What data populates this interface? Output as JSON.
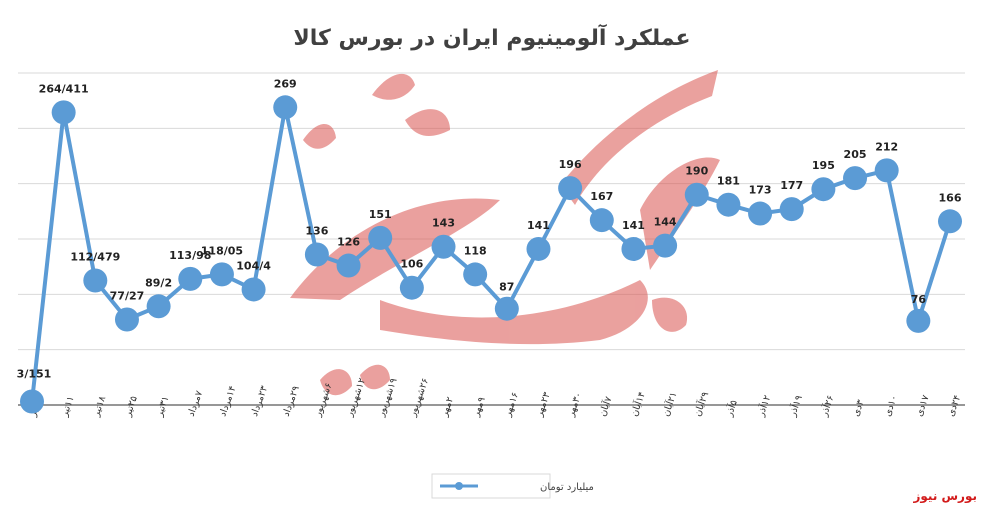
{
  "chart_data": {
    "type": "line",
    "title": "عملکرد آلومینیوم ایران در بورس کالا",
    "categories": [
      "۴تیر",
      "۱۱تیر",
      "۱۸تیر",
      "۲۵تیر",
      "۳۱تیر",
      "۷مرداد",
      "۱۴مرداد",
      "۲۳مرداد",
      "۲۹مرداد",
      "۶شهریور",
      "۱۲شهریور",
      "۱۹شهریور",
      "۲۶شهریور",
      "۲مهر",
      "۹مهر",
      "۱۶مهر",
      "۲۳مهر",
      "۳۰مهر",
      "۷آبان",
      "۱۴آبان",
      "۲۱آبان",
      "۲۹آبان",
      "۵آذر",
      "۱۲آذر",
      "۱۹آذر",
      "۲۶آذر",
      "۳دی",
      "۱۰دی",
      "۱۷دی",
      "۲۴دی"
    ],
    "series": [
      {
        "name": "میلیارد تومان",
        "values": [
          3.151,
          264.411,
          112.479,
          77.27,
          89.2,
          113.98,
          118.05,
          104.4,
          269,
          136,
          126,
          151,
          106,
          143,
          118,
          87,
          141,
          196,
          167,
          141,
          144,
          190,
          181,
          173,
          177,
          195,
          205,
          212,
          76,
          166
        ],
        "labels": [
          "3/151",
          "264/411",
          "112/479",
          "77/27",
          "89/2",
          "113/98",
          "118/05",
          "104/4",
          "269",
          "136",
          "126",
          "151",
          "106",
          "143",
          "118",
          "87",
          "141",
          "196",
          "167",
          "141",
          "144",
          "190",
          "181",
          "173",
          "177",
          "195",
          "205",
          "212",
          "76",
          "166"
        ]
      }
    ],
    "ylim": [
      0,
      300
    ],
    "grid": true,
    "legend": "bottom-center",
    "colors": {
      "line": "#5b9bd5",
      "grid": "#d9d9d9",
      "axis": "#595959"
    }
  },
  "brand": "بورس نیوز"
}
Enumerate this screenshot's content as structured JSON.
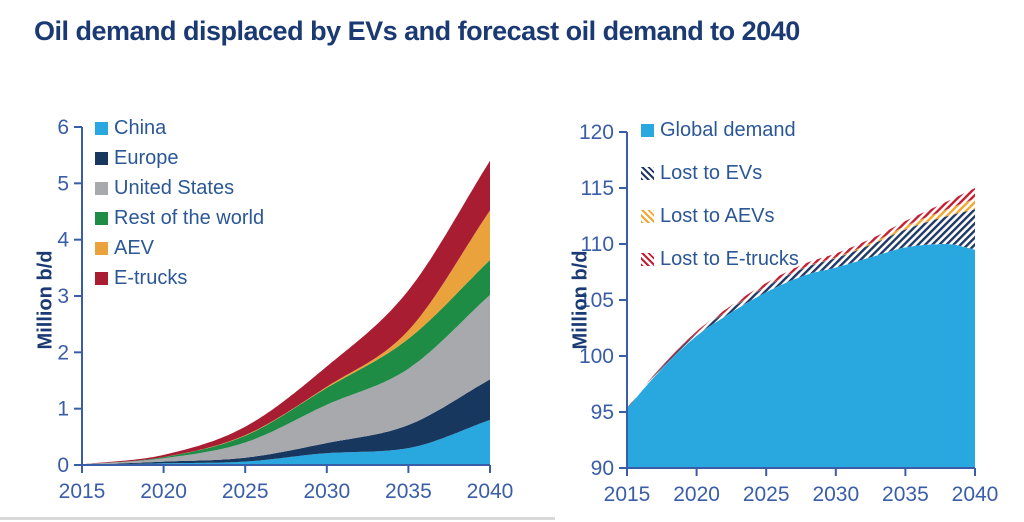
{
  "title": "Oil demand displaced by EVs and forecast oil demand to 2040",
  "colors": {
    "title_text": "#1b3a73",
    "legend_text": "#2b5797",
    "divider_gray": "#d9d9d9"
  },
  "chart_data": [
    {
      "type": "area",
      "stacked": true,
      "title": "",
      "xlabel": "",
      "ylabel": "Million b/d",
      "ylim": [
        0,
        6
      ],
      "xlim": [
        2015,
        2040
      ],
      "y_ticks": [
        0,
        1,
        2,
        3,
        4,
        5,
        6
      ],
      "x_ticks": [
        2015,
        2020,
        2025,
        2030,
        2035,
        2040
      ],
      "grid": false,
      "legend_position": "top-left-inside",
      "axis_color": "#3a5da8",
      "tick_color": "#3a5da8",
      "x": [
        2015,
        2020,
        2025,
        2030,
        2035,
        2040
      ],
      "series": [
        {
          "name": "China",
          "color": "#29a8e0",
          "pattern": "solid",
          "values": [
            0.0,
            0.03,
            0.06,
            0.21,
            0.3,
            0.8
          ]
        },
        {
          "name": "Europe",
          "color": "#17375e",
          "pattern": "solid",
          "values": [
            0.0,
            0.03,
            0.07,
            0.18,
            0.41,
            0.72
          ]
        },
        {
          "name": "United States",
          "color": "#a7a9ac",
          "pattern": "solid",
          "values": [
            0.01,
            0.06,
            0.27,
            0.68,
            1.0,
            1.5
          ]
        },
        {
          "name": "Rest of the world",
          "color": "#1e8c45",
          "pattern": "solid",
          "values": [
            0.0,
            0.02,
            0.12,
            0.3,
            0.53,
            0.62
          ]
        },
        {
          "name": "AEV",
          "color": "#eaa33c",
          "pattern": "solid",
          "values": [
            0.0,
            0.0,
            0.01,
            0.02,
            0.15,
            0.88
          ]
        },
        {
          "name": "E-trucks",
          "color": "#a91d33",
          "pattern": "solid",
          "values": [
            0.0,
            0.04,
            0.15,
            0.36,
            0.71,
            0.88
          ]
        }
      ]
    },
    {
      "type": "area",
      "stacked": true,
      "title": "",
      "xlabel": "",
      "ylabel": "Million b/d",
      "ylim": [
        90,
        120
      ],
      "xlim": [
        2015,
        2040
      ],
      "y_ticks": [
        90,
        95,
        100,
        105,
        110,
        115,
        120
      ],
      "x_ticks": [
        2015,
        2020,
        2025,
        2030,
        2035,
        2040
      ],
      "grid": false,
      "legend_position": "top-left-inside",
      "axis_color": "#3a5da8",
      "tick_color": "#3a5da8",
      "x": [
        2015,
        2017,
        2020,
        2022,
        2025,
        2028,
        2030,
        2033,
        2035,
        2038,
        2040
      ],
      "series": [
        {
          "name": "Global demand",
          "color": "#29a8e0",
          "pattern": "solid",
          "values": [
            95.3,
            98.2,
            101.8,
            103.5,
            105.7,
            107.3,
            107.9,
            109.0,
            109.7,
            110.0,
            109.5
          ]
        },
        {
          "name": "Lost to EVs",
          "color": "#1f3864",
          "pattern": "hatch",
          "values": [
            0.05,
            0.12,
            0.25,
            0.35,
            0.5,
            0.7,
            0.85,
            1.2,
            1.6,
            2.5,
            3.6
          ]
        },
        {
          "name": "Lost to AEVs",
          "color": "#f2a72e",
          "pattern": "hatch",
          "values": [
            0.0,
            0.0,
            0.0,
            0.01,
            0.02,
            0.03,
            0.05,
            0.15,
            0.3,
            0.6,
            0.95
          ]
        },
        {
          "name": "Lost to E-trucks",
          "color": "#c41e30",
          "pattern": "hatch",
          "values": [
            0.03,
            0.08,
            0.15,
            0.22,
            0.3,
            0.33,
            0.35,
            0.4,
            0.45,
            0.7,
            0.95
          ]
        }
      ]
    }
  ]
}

○ ○ ○ ○ ○ ○ ○

→ Given exercise
Transcribe each line above verbatim, with the pictures left out.

→ Correct output
What data populates this interface? Output as JSON.
{
  "chart_data": {
    "type": "line",
    "title": "عملکرد آلومینیوم ایران در بورس کالا",
    "categories": [
      "۴تیر",
      "۱۱تیر",
      "۱۸تیر",
      "۲۵تیر",
      "۳۱تیر",
      "۷مرداد",
      "۱۴مرداد",
      "۲۳مرداد",
      "۲۹مرداد",
      "۶شهریور",
      "۱۲شهریور",
      "۱۹شهریور",
      "۲۶شهریور",
      "۲مهر",
      "۹مهر",
      "۱۶مهر",
      "۲۳مهر",
      "۳۰مهر",
      "۷آبان",
      "۱۴آبان",
      "۲۱آبان",
      "۲۹آبان",
      "۵آذر",
      "۱۲آذر",
      "۱۹آذر",
      "۲۶آذر",
      "۳دی",
      "۱۰دی",
      "۱۷دی",
      "۲۴دی"
    ],
    "series": [
      {
        "name": "میلیارد تومان",
        "values": [
          3.151,
          264.411,
          112.479,
          77.27,
          89.2,
          113.98,
          118.05,
          104.4,
          269,
          136,
          126,
          151,
          106,
          143,
          118,
          87,
          141,
          196,
          167,
          141,
          144,
          190,
          181,
          173,
          177,
          195,
          205,
          212,
          76,
          166
        ],
        "labels": [
          "3/151",
          "264/411",
          "112/479",
          "77/27",
          "89/2",
          "113/98",
          "118/05",
          "104/4",
          "269",
          "136",
          "126",
          "151",
          "106",
          "143",
          "118",
          "87",
          "141",
          "196",
          "167",
          "141",
          "144",
          "190",
          "181",
          "173",
          "177",
          "195",
          "205",
          "212",
          "76",
          "166"
        ]
      }
    ],
    "ylim": [
      0,
      300
    ],
    "grid": true,
    "legend": "bottom-center",
    "colors": {
      "line": "#5b9bd5",
      "grid": "#d9d9d9",
      "axis": "#595959"
    }
  },
  "brand": "بورس نیوز"
}
Enumerate this screenshot's content as structured JSON.
{
  "title": "Oil demand displaced by EVs and forecast oil demand to 2040",
  "colors": {
    "title_text": "#1b3a73",
    "legend_text": "#2b5797",
    "divider_gray": "#d9d9d9"
  },
  "chart_data": [
    {
      "type": "area",
      "stacked": true,
      "title": "",
      "xlabel": "",
      "ylabel": "Million b/d",
      "ylim": [
        0,
        6
      ],
      "xlim": [
        2015,
        2040
      ],
      "y_ticks": [
        0,
        1,
        2,
        3,
        4,
        5,
        6
      ],
      "x_ticks": [
        2015,
        2020,
        2025,
        2030,
        2035,
        2040
      ],
      "grid": false,
      "legend_position": "top-left-inside",
      "axis_color": "#3a5da8",
      "tick_color": "#3a5da8",
      "x": [
        2015,
        2020,
        2025,
        2030,
        2035,
        2040
      ],
      "series": [
        {
          "name": "China",
          "color": "#29a8e0",
          "pattern": "solid",
          "values": [
            0.0,
            0.03,
            0.06,
            0.21,
            0.3,
            0.8
          ]
        },
        {
          "name": "Europe",
          "color": "#17375e",
          "pattern": "solid",
          "values": [
            0.0,
            0.03,
            0.07,
            0.18,
            0.41,
            0.72
          ]
        },
        {
          "name": "United States",
          "color": "#a7a9ac",
          "pattern": "solid",
          "values": [
            0.01,
            0.06,
            0.27,
            0.68,
            1.0,
            1.5
          ]
        },
        {
          "name": "Rest of the world",
          "color": "#1e8c45",
          "pattern": "solid",
          "values": [
            0.0,
            0.02,
            0.12,
            0.3,
            0.53,
            0.62
          ]
        },
        {
          "name": "AEV",
          "color": "#eaa33c",
          "pattern": "solid",
          "values": [
            0.0,
            0.0,
            0.01,
            0.02,
            0.15,
            0.88
          ]
        },
        {
          "name": "E-trucks",
          "color": "#a91d33",
          "pattern": "solid",
          "values": [
            0.0,
            0.04,
            0.15,
            0.36,
            0.71,
            0.88
          ]
        }
      ]
    },
    {
      "type": "area",
      "stacked": true,
      "title": "",
      "xlabel": "",
      "ylabel": "Million b/d",
      "ylim": [
        90,
        120
      ],
      "xlim": [
        2015,
        2040
      ],
      "y_ticks": [
        90,
        95,
        100,
        105,
        110,
        115,
        120
      ],
      "x_ticks": [
        2015,
        2020,
        2025,
        2030,
        2035,
        2040
      ],
      "grid": false,
      "legend_position": "top-left-inside",
      "axis_color": "#3a5da8",
      "tick_color": "#3a5da8",
      "x": [
        2015,
        2017,
        2020,
        2022,
        2025,
        2028,
        2030,
        2033,
        2035,
        2038,
        2040
      ],
      "series": [
        {
          "name": "Global demand",
          "color": "#29a8e0",
          "pattern": "solid",
          "values": [
            95.3,
            98.2,
            101.8,
            103.5,
            105.7,
            107.3,
            107.9,
            109.0,
            109.7,
            110.0,
            109.5
          ]
        },
        {
          "name": "Lost to EVs",
          "color": "#1f3864",
          "pattern": "hatch",
          "values": [
            0.05,
            0.12,
            0.25,
            0.35,
            0.5,
            0.7,
            0.85,
            1.2,
            1.6,
            2.5,
            3.6
          ]
        },
        {
          "name": "Lost to AEVs",
          "color": "#f2a72e",
          "pattern": "hatch",
          "values": [
            0.0,
            0.0,
            0.0,
            0.01,
            0.02,
            0.03,
            0.05,
            0.15,
            0.3,
            0.6,
            0.95
          ]
        },
        {
          "name": "Lost to E-trucks",
          "color": "#c41e30",
          "pattern": "hatch",
          "values": [
            0.03,
            0.08,
            0.15,
            0.22,
            0.3,
            0.33,
            0.35,
            0.4,
            0.45,
            0.7,
            0.95
          ]
        }
      ]
    }
  ]
}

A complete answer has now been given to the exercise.